# What to work on
a) List the areas beyond government administration where, according to the article on China's Open Government Information Regulation, there were concurrent moves toward greater openness.
b) Using the article on China's Open Government Information Regulation, decide whether each statement agrees with it, and answer yes or no. Support each answer by quoting the deciding words.
(i) The OGI Regulations have been implemented since May 1, 2008.
(ii) The requests for Ministry of Agriculture documents on Roundup were denied on state secrets grounds.
(iii) The man in Anhui province seeking his criminal case file is 78 years old.
c) Carry on the article about China's Open Government Information Regulation, starting after its final sentence.

Skip to main content
Support

China’s Freedom of Information Act Turns Eight

Jamie P. Horsley

Scholar Jamie Horsley summarizes the impact, influence and challenges of China's Open Government Information Regulation within its first eight years.

China’s Freedom of Information Act Turns Eight
China's Supreme Court

May 1 marks the eighth anniversary of China’s first nationwide government records access statute, the State Council Regulations on Open Government Information (“OGI”). Adopted in 2007 and implemented since May 1, 2008 after a year of preparation, the right to request and obtain government-held information under the OGI Regulations spawned an outburst of civic activism. The State Council, often together with the Chinese Communist Party Central Committee, has continued year-by-year to reaffirm a commitment to gradually expand the scope of government transparency that reinforced concurrent moves toward greater openness in people’s congress lawmaking, judicial decision-making and even, to some extent, of Chinese Communist Party affairs.[1]

As May approaches, revision of the OGI Regulations is at the top of the State Council’s 2016 legislative plan. A 78-year old man in Anhui province is awaiting a court decision on his appeal from denial on state secrets grounds for access to the 20-year old criminal case file on his erroneous detention for alleged murder, during which he claims he was tortured. Three Beijing residents are awaiting decisions on two court cases seeking documents from the Ministry of Agriculture on the safety of Monsanto’s herbicide Roundup, which requests were denied on commercial secrets grounds. And a Jiangxi province state-owned solar energy company is suing the Ministry of Finance for information concerning fraud allegations about NYSE-listed competitor Jiangxi Jinko Solar Holding Co Ltd, which the ministry refused to disclose on commercial secrets grounds.

# Listed entries

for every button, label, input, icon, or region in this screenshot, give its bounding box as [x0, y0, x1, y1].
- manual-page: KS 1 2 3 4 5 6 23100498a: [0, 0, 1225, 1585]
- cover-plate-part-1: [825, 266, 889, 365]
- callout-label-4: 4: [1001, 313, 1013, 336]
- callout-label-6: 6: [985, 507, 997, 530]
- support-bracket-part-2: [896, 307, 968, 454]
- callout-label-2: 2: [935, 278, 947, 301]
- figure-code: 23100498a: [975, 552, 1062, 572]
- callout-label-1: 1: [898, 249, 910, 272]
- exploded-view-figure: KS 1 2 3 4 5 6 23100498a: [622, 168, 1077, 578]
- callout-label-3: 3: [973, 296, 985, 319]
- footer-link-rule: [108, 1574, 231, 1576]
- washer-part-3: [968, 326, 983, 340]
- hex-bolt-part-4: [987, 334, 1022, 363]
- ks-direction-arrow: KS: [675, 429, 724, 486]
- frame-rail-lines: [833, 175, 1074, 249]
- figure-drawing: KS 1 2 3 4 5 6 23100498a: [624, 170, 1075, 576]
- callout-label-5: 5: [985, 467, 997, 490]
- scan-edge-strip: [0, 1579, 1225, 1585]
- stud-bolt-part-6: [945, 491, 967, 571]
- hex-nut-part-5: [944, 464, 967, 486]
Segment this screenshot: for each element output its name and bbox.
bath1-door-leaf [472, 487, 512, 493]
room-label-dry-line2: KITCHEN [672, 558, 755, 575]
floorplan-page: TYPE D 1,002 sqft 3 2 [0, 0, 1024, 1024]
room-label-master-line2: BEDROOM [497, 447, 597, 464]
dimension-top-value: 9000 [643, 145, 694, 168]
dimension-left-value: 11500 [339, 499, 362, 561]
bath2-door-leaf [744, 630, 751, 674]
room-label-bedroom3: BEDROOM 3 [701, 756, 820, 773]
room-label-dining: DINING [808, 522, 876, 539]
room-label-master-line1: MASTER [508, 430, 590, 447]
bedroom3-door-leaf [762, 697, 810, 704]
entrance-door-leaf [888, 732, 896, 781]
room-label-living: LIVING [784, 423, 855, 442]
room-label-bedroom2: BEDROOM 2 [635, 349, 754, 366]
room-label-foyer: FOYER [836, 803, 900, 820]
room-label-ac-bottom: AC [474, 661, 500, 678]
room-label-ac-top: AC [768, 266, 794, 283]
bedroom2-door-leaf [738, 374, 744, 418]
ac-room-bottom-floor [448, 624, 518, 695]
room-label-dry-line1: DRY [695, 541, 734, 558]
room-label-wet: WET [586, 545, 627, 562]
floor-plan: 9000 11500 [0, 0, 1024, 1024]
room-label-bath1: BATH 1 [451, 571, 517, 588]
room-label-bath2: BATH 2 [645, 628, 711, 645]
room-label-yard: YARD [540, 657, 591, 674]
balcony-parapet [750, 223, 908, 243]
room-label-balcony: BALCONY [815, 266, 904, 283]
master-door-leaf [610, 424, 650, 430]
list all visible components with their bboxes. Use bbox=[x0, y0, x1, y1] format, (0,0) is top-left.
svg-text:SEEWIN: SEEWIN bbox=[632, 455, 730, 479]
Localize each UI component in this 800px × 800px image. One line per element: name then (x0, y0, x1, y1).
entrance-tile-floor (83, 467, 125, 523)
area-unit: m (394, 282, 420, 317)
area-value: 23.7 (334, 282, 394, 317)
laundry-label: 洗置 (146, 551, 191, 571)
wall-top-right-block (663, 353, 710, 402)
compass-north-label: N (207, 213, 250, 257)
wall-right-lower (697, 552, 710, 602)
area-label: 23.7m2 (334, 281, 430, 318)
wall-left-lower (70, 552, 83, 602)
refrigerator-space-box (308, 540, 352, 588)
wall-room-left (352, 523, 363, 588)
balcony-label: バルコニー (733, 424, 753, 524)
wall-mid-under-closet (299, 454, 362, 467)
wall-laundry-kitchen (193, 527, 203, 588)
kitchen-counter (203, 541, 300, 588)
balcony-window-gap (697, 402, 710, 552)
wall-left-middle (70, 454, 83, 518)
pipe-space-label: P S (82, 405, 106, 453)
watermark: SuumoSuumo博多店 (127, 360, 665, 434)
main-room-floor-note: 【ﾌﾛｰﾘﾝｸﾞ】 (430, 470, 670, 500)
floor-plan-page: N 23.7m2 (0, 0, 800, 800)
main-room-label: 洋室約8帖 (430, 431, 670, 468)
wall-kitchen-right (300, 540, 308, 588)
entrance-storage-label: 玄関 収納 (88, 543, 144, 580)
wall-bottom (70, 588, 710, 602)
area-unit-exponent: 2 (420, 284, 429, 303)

# Replies
a)
- People's congress lawmaking
- Judicial decision-making
- Chinese Communist Party affairs (to some extent)

b)
(i) Yes: "implemented since May 1, 2008"
(ii) No: "which requests were denied on commercial secrets grounds"
(iii) Yes: "A 78-year old man in Anhui province"

c)
Under the proactive disclosure mandate of the OGI Regulations, government agencies at all levels have been releasing some 30 to 40 million records annually, while dealing with increasing numbers of information requests from the public. Annual OGI work reports posted online as of the statutory deadline of March 31, 2016 by 57 central government departments recorded a total of nearly 150,000 information requests filed in 2015, a sharp increase from the 3,000 recorded for the central government in 2011, although the bulk – some 132,000 – were reported by just one ministry, the Ministry of Information Technology. For a country the size of China, this seems like a small number. By way of comparison, 713,000 Freedom of Information requests were filed across the U.S. federal government in FY 2015.[2] Still, over half of China’s central government departments saw an increase in the number of OGI requests in 2015, and requests more than doubled at 13 departments.[3]

Data on the number of requests filed at the provincial and lower levels of government, reportedly around 1.3 million in 2011, is more difficult to ascertain, since the required annual reports filed by some provincial governments such as Shanghai incorporate the numbers from the county level governments and departments, while others only include the provincial-level government itself. A total of 433,000 requests are reported for 2015 by 30 provincial-level governments, excluding Xinjiang,[4] and spot comparisons with prior years as well as anecdotal evidence indicate that Chinese citizens are actively using the OGI Regulations to seek information from local governments in increasing numbers.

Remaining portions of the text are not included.